**Problem description**
Take the data below and repeat it exactly.

— Begin Material for the task —

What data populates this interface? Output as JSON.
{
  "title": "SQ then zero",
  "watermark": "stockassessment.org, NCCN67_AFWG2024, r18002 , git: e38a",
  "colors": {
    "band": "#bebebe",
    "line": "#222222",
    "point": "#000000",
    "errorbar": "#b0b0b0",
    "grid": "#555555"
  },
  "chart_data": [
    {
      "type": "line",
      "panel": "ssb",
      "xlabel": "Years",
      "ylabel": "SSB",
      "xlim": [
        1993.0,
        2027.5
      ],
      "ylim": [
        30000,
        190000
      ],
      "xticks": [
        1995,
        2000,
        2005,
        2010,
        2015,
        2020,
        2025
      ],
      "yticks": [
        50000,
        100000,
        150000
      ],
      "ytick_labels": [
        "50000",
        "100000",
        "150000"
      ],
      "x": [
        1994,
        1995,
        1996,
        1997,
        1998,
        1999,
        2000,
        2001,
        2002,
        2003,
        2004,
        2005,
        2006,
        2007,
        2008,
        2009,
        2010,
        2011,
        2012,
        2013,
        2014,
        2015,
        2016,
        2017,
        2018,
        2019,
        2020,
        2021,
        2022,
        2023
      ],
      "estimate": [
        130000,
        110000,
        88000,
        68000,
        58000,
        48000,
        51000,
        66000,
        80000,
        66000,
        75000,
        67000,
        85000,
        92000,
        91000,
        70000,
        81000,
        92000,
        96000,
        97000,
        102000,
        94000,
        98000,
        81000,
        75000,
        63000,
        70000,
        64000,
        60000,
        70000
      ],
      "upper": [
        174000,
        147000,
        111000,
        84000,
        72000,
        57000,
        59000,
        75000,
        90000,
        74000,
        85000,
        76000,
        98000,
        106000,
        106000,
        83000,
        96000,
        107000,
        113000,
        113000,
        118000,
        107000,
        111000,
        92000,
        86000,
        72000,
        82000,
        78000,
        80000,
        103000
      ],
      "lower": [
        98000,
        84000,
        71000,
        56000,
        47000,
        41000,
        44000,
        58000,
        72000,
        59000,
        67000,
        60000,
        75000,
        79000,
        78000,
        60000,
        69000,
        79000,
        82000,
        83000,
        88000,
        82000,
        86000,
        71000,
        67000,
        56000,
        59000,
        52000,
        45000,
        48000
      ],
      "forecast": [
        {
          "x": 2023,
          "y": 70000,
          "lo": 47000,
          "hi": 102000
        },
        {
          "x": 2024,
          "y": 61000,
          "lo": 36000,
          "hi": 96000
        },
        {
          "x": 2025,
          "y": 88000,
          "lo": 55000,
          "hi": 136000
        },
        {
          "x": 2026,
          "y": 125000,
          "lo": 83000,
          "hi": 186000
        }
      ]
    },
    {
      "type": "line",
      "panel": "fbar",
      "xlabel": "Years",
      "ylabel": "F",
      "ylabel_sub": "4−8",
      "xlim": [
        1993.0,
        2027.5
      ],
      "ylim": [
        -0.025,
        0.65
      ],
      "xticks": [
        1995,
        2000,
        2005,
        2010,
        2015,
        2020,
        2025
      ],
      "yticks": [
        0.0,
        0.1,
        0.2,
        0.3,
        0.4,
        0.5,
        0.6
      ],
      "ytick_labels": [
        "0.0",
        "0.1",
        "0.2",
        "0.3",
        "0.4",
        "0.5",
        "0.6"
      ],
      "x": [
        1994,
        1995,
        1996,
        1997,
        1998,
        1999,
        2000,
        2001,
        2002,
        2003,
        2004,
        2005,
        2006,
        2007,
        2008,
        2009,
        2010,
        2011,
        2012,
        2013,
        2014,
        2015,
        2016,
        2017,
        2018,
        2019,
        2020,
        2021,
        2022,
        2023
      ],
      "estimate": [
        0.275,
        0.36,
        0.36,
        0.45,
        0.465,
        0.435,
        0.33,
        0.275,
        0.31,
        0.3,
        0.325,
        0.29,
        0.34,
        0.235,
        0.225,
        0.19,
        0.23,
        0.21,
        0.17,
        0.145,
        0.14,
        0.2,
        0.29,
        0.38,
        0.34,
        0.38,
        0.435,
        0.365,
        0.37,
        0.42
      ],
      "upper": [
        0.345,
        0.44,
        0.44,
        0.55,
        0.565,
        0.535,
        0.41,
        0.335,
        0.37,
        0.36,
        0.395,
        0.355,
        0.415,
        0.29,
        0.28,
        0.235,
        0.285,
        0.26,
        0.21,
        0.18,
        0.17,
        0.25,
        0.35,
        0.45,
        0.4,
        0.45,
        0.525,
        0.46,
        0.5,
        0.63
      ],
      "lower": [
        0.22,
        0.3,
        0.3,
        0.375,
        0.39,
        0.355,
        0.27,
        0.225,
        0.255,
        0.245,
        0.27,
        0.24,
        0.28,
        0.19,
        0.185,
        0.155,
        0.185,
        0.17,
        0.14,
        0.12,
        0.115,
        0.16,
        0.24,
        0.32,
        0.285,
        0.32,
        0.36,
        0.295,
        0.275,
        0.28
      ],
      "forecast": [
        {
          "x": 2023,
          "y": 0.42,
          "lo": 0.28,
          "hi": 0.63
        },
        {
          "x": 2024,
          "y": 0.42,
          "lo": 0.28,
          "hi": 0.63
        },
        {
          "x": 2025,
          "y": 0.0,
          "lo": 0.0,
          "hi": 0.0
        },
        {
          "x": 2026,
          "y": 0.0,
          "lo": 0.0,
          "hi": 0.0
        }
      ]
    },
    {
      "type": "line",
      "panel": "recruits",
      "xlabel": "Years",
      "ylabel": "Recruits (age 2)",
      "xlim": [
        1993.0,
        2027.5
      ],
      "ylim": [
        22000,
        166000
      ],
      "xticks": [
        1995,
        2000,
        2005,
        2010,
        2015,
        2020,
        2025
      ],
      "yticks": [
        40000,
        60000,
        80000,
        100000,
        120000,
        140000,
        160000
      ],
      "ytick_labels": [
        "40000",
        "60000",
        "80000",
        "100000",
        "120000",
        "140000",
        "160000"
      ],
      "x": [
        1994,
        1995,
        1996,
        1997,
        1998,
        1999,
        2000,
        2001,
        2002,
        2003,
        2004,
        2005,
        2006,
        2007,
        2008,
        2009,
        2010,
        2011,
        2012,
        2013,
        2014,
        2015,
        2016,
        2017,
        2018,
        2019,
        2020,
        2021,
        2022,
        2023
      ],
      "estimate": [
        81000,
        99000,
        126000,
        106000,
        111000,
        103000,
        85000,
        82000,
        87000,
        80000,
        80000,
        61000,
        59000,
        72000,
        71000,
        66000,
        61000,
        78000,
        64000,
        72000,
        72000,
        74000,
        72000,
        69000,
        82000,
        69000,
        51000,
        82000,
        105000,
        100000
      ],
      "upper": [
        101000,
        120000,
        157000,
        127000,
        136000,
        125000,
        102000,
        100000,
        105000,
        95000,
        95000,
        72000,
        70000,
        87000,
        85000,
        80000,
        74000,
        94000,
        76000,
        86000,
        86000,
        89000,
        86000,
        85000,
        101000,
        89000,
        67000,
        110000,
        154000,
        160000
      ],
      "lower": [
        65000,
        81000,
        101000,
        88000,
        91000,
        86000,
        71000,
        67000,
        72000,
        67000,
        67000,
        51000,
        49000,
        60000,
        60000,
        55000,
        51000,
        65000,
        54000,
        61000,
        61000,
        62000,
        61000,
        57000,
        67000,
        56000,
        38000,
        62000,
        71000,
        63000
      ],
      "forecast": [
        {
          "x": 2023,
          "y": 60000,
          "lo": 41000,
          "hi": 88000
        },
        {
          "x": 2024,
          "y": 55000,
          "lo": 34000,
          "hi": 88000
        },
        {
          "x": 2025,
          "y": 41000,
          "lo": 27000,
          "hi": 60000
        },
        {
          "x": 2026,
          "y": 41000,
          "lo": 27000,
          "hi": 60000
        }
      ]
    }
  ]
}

— End Material for the task —

**Answer below**
What data populates this interface? Output as JSON.
{
  "title": "SQ then zero",
  "watermark": "stockassessment.org, NCCN67_AFWG2024, r18002 , git: e38a",
  "colors": {
    "band": "#bebebe",
    "line": "#222222",
    "point": "#000000",
    "errorbar": "#b0b0b0",
    "grid": "#555555"
  },
  "chart_data": [
    {
      "type": "line",
      "panel": "ssb",
      "xlabel": "Years",
      "ylabel": "SSB",
      "xlim": [
        1993.0,
        2027.5
      ],
      "ylim": [
        30000,
        190000
      ],
      "xticks": [
        1995,
        2000,
        2005,
        2010,
        2015,
        2020,
        2025
      ],
      "yticks": [
        50000,
        100000,
        150000
      ],
      "ytick_labels": [
        "50000",
        "100000",
        "150000"
      ],
      "x": [
        1994,
        1995,
        1996,
        1997,
        1998,
        1999,
        2000,
        2001,
        2002,
        2003,
        2004,
        2005,
        2006,
        2007,
        2008,
        2009,
        2010,
        2011,
        2012,
        2013,
        2014,
        2015,
        2016,
        2017,
        2018,
        2019,
        2020,
        2021,
        2022,
        2023
      ],
      "estimate": [
        130000,
        110000,
        88000,
        68000,
        58000,
        48000,
        51000,
        66000,
        80000,
        66000,
        75000,
        67000,
        85000,
        92000,
        91000,
        70000,
        81000,
        92000,
        96000,
        97000,
        102000,
        94000,
        98000,
        81000,
        75000,
        63000,
        70000,
        64000,
        60000,
        70000
      ],
      "upper": [
        174000,
        147000,
        111000,
        84000,
        72000,
        57000,
        59000,
        75000,
        90000,
        74000,
        85000,
        76000,
        98000,
        106000,
        106000,
        83000,
        96000,
        107000,
        113000,
        113000,
        118000,
        107000,
        111000,
        92000,
        86000,
        72000,
        82000,
        78000,
        80000,
        103000
      ],
      "lower": [
        98000,
        84000,
        71000,
        56000,
        47000,
        41000,
        44000,
        58000,
        72000,
        59000,
        67000,
        60000,
        75000,
        79000,
        78000,
        60000,
        69000,
        79000,
        82000,
        83000,
        88000,
        82000,
        86000,
        71000,
        67000,
        56000,
        59000,
        52000,
        45000,
        48000
      ],
      "forecast": [
        {
          "x": 2023,
          "y": 70000,
          "lo": 47000,
          "hi": 102000
        },
        {
          "x": 2024,
          "y": 61000,
          "lo": 36000,
          "hi": 96000
        },
        {
          "x": 2025,
          "y": 88000,
          "lo": 55000,
          "hi": 136000
        },
        {
          "x": 2026,
          "y": 125000,
          "lo": 83000,
          "hi": 186000
        }
      ]
    },
    {
      "type": "line",
      "panel": "fbar",
      "xlabel": "Years",
      "ylabel": "F",
      "ylabel_sub": "4−8",
      "xlim": [
        1993.0,
        2027.5
      ],
      "ylim": [
        -0.025,
        0.65
      ],
      "xticks": [
        1995,
        2000,
        2005,
        2010,
        2015,
        2020,
        2025
      ],
      "yticks": [
        0.0,
        0.1,
        0.2,
        0.3,
        0.4,
        0.5,
        0.6
      ],
      "ytick_labels": [
        "0.0",
        "0.1",
        "0.2",
        "0.3",
        "0.4",
        "0.5",
        "0.6"
      ],
      "x": [
        1994,
        1995,
        1996,
        1997,
        1998,
        1999,
        2000,
        2001,
        2002,
        2003,
        2004,
        2005,
        2006,
        2007,
        2008,
        2009,
        2010,
        2011,
        2012,
        2013,
        2014,
        2015,
        2016,
        2017,
        2018,
        2019,
        2020,
        2021,
        2022,
        2023
      ],
      "estimate": [
        0.275,
        0.36,
        0.36,
        0.45,
        0.465,
        0.435,
        0.33,
        0.275,
        0.31,
        0.3,
        0.325,
        0.29,
        0.34,
        0.235,
        0.225,
        0.19,
        0.23,
        0.21,
        0.17,
        0.145,
        0.14,
        0.2,
        0.29,
        0.38,
        0.34,
        0.38,
        0.435,
        0.365,
        0.37,
        0.42
      ],
      "upper": [
        0.345,
        0.44,
        0.44,
        0.55,
        0.565,
        0.535,
        0.41,
        0.335,
        0.37,
        0.36,
        0.395,
        0.355,
        0.415,
        0.29,
        0.28,
        0.235,
        0.285,
        0.26,
        0.21,
        0.18,
        0.17,
        0.25,
        0.35,
        0.45,
        0.4,
        0.45,
        0.525,
        0.46,
        0.5,
        0.63
      ],
      "lower": [
        0.22,
        0.3,
        0.3,
        0.375,
        0.39,
        0.355,
        0.27,
        0.225,
        0.255,
        0.245,
        0.27,
        0.24,
        0.28,
        0.19,
        0.185,
        0.155,
        0.185,
        0.17,
        0.14,
        0.12,
        0.115,
        0.16,
        0.24,
        0.32,
        0.285,
        0.32,
        0.36,
        0.295,
        0.275,
        0.28
      ],
      "forecast": [
        {
          "x": 2023,
          "y": 0.42,
          "lo": 0.28,
          "hi": 0.63
        },
        {
          "x": 2024,
          "y": 0.42,
          "lo": 0.28,
          "hi": 0.63
        },
        {
          "x": 2025,
          "y": 0.0,
          "lo": 0.0,
          "hi": 0.0
        },
        {
          "x": 2026,
          "y": 0.0,
          "lo": 0.0,
          "hi": 0.0
        }
      ]
    },
    {
      "type": "line",
      "panel": "recruits",
      "xlabel": "Years",
      "ylabel": "Recruits (age 2)",
      "xlim": [
        1993.0,
        2027.5
      ],
      "ylim": [
        22000,
        166000
      ],
      "xticks": [
        1995,
        2000,
        2005,
        2010,
        2015,
        2020,
        2025
      ],
      "yticks": [
        40000,
        60000,
        80000,
        100000,
        120000,
        140000,
        160000
      ],
      "ytick_labels": [
        "40000",
        "60000",
        "80000",
        "100000",
        "120000",
        "140000",
        "160000"
      ],
      "x": [
        1994,
        1995,
        1996,
        1997,
        1998,
        1999,
        2000,
        2001,
        2002,
        2003,
        2004,
        2005,
        2006,
        2007,
        2008,
        2009,
        2010,
        2011,
        2012,
        2013,
        2014,
        2015,
        2016,
        2017,
        2018,
        2019,
        2020,
        2021,
        2022,
        2023
      ],
      "estimate": [
        81000,
        99000,
        126000,
        106000,
        111000,
        103000,
        85000,
        82000,
        87000,
        80000,
        80000,
        61000,
        59000,
        72000,
        71000,
        66000,
        61000,
        78000,
        64000,
        72000,
        72000,
        74000,
        72000,
        69000,
        82000,
        69000,
        51000,
        82000,
        105000,
        100000
      ],
      "upper": [
        101000,
        120000,
        157000,
        127000,
        136000,
        125000,
        102000,
        100000,
        105000,
        95000,
        95000,
        72000,
        70000,
        87000,
        85000,
        80000,
        74000,
        94000,
        76000,
        86000,
        86000,
        89000,
        86000,
        85000,
        101000,
        89000,
        67000,
        110000,
        154000,
        160000
      ],
      "lower": [
        65000,
        81000,
        101000,
        88000,
        91000,
        86000,
        71000,
        67000,
        72000,
        67000,
        67000,
        51000,
        49000,
        60000,
        60000,
        55000,
        51000,
        65000,
        54000,
        61000,
        61000,
        62000,
        61000,
        57000,
        67000,
        56000,
        38000,
        62000,
        71000,
        63000
      ],
      "forecast": [
        {
          "x": 2023,
          "y": 60000,
          "lo": 41000,
          "hi": 88000
        },
        {
          "x": 2024,
          "y": 55000,
          "lo": 34000,
          "hi": 88000
        },
        {
          "x": 2025,
          "y": 41000,
          "lo": 27000,
          "hi": 60000
        },
        {
          "x": 2026,
          "y": 41000,
          "lo": 27000,
          "hi": 60000
        }
      ]
    }
  ]
}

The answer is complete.